[Part of a data file]
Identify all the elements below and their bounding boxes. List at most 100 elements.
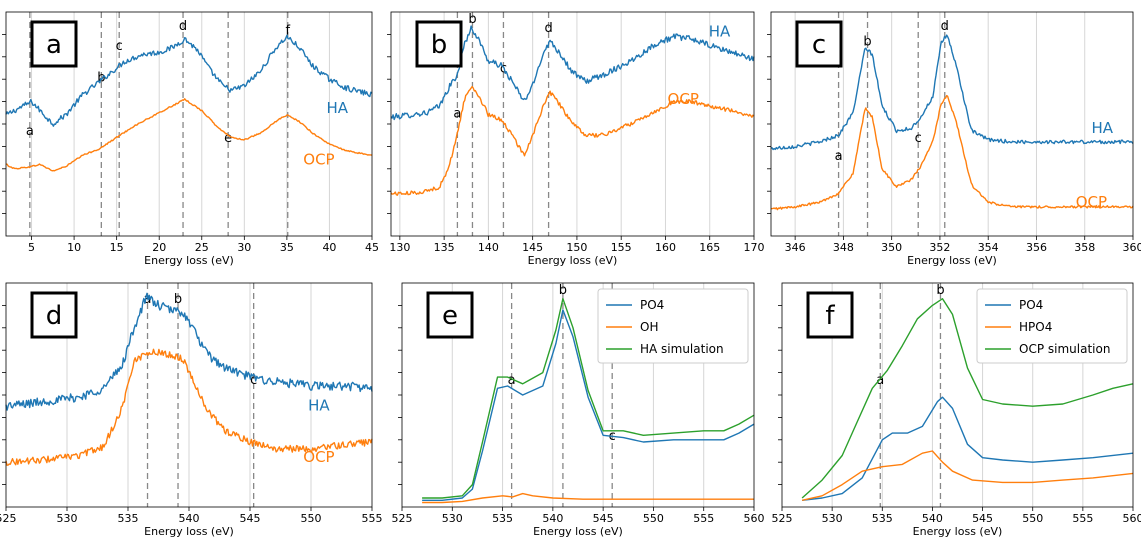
legend-frame <box>597 288 749 364</box>
panel-letter-box <box>30 291 78 339</box>
series-line-ocp <box>5 348 373 466</box>
x-tick-label: 356 <box>1026 241 1047 254</box>
panel-letter: c <box>812 30 826 60</box>
x-tick-label: 20 <box>152 241 166 254</box>
peak-label: b <box>936 283 944 298</box>
x-tick-label: 525 <box>0 512 17 525</box>
x-tick-label: 135 <box>434 241 455 254</box>
x-tick-label: 360 <box>1123 241 1141 254</box>
peak-label: c <box>116 39 123 54</box>
peak-label: b <box>468 12 476 27</box>
panel-c: a b c d 346 348 350 352 354 356 358 360 Energy loss … <box>767 11 1141 267</box>
x-tick-label: 155 <box>611 241 632 254</box>
peak-label: c <box>915 131 922 146</box>
x-tick-label: 535 <box>492 512 513 525</box>
x-tick-label: 160 <box>655 241 676 254</box>
series-label: OCP <box>303 448 334 466</box>
panel-letter-box <box>795 20 843 68</box>
series-line-oh <box>422 492 754 504</box>
peak-label: a <box>835 149 843 164</box>
x-tick-label: 25 <box>195 241 209 254</box>
peak-label: b <box>559 283 567 298</box>
x-tick-label: 530 <box>57 512 78 525</box>
series-label: HA <box>709 23 731 41</box>
x-tick-label: 550 <box>301 512 322 525</box>
panel-f: a b 525 530 535 540 545 550 555 560 Energy loss (e… <box>772 282 1141 538</box>
x-tick-label: 352 <box>929 241 950 254</box>
legend-label: OCP simulation <box>1019 342 1110 356</box>
x-tick-label: 560 <box>1123 512 1141 525</box>
x-tick-label: 530 <box>822 512 843 525</box>
x-tick-label: 525 <box>392 512 413 525</box>
peak-label: a <box>508 373 516 388</box>
series-line-ha-simulation <box>422 298 755 499</box>
x-axis-title: Energy loss (eV) <box>528 254 618 267</box>
x-tick-label: 550 <box>1022 512 1043 525</box>
x-tick-label: 130 <box>389 241 410 254</box>
legend-label: OH <box>640 320 658 334</box>
peak-label: a <box>26 124 34 139</box>
peak-label: c <box>250 373 257 388</box>
x-tick-label: 545 <box>593 512 614 525</box>
legend-label: HPO4 <box>1019 320 1052 334</box>
peak-label: b <box>174 292 182 307</box>
x-tick-label: 535 <box>872 512 893 525</box>
panel-a: a b c d e f 5 10 15 20 25 30 35 40 45 Energy loss (eV) a… <box>2 11 379 267</box>
x-tick-label: 555 <box>1072 512 1093 525</box>
series-label: OCP <box>303 150 334 168</box>
series-label: OCP <box>668 90 699 108</box>
panel-letter: e <box>442 301 458 331</box>
panel-b: a b c d 130 135 140 145 150 155 160 165 170 Energy lo… <box>387 11 765 267</box>
x-axis-title: Energy loss (eV) <box>144 254 234 267</box>
legend-frame <box>976 288 1128 364</box>
peak-label: b <box>97 70 105 85</box>
x-tick-label: 540 <box>922 512 943 525</box>
legend-label: HA simulation <box>640 342 724 356</box>
x-axis-title: Energy loss (eV) <box>913 525 1003 538</box>
peak-label: c <box>500 61 507 76</box>
x-tick-label: 555 <box>693 512 714 525</box>
x-tick-label: 350 <box>881 241 902 254</box>
x-tick-label: 5 <box>28 241 35 254</box>
x-axis-title: Energy loss (eV) <box>533 525 623 538</box>
series-line-hpo4 <box>801 450 1134 501</box>
panel-letter-box <box>806 291 854 339</box>
legend: PO4 HPO4 OCP simulation <box>976 288 1128 364</box>
panel-letter-box <box>415 20 463 68</box>
x-tick-label: 540 <box>179 512 200 525</box>
peak-label: d <box>941 19 949 34</box>
peak-label: f <box>285 23 290 38</box>
series-line-ocp <box>770 94 1134 211</box>
x-tick-label: 140 <box>478 241 499 254</box>
legend-label: PO4 <box>1019 298 1043 312</box>
x-tick-label: 545 <box>972 512 993 525</box>
series-line-ha <box>770 34 1134 151</box>
x-tick-label: 170 <box>744 241 765 254</box>
series-line-ha <box>5 292 373 411</box>
peak-label: d <box>179 19 187 34</box>
series-line-po4 <box>802 396 1134 501</box>
x-tick-label: 15 <box>110 241 124 254</box>
x-tick-label: 555 <box>362 512 383 525</box>
x-tick-label: 346 <box>785 241 806 254</box>
peak-label: a <box>876 373 884 388</box>
series-line-ocp-simulation <box>801 298 1134 499</box>
x-tick-label: 540 <box>542 512 563 525</box>
x-tick-label: 560 <box>744 512 765 525</box>
panel-letter: d <box>46 301 63 331</box>
x-tick-label: 358 <box>1074 241 1095 254</box>
series-line-po4 <box>422 309 755 501</box>
series-label: HA <box>308 397 330 415</box>
x-tick-label: 145 <box>522 241 543 254</box>
panel-letter-box <box>426 291 474 339</box>
series-label: HA <box>1091 119 1113 137</box>
x-axis-title: Energy loss (eV) <box>907 254 997 267</box>
x-tick-label: 30 <box>237 241 251 254</box>
x-tick-label: 35 <box>280 241 294 254</box>
panel-letter: a <box>46 30 62 60</box>
series-line-ocp <box>5 98 373 172</box>
peak-label: e <box>224 131 232 146</box>
peak-label: a <box>453 106 461 121</box>
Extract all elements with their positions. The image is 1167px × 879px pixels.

What you should do: Transcribe the lines above from the line containing "legend-frame <box>597 288 749 364</box>" through the line containing "legend-label: OH <box>640 320 658 334</box>", both included.

Answer to the exercise:
legend-frame <box>597 288 749 364</box>
panel-letter-box <box>30 291 78 339</box>
series-line-ocp <box>5 348 373 466</box>
x-tick-label: 356 <box>1026 241 1047 254</box>
panel-letter: c <box>812 30 826 60</box>
x-tick-label: 20 <box>152 241 166 254</box>
peak-label: b <box>936 283 944 298</box>
x-tick-label: 525 <box>0 512 17 525</box>
x-tick-label: 135 <box>434 241 455 254</box>
x-tick-label: 360 <box>1123 241 1141 254</box>
peak-label: c <box>116 39 123 54</box>
peak-label: b <box>468 12 476 27</box>
panel-c: a b c d 346 348 350 352 354 356 358 360 Energy loss … <box>767 11 1141 267</box>
x-tick-label: 155 <box>611 241 632 254</box>
peak-label: c <box>915 131 922 146</box>
x-tick-label: 535 <box>492 512 513 525</box>
x-tick-label: 160 <box>655 241 676 254</box>
series-label: OCP <box>303 448 334 466</box>
panel-letter-box <box>795 20 843 68</box>
series-line-oh <box>422 492 754 504</box>
peak-label: a <box>835 149 843 164</box>
x-tick-label: 25 <box>195 241 209 254</box>
peak-label: b <box>559 283 567 298</box>
x-tick-label: 530 <box>57 512 78 525</box>
series-label: HA <box>709 23 731 41</box>
x-tick-label: 550 <box>301 512 322 525</box>
panel-f: a b 525 530 535 540 545 550 555 560 Energy loss (e… <box>772 282 1141 538</box>
x-tick-label: 352 <box>929 241 950 254</box>
legend-label: OCP simulation <box>1019 342 1110 356</box>
x-tick-label: 560 <box>1123 512 1141 525</box>
x-tick-label: 530 <box>822 512 843 525</box>
x-tick-label: 525 <box>392 512 413 525</box>
peak-label: a <box>508 373 516 388</box>
series-line-ha-simulation <box>422 298 755 499</box>
x-axis-title: Energy loss (eV) <box>528 254 618 267</box>
x-tick-label: 550 <box>1022 512 1043 525</box>
x-tick-label: 130 <box>389 241 410 254</box>
legend-label: OH <box>640 320 658 334</box>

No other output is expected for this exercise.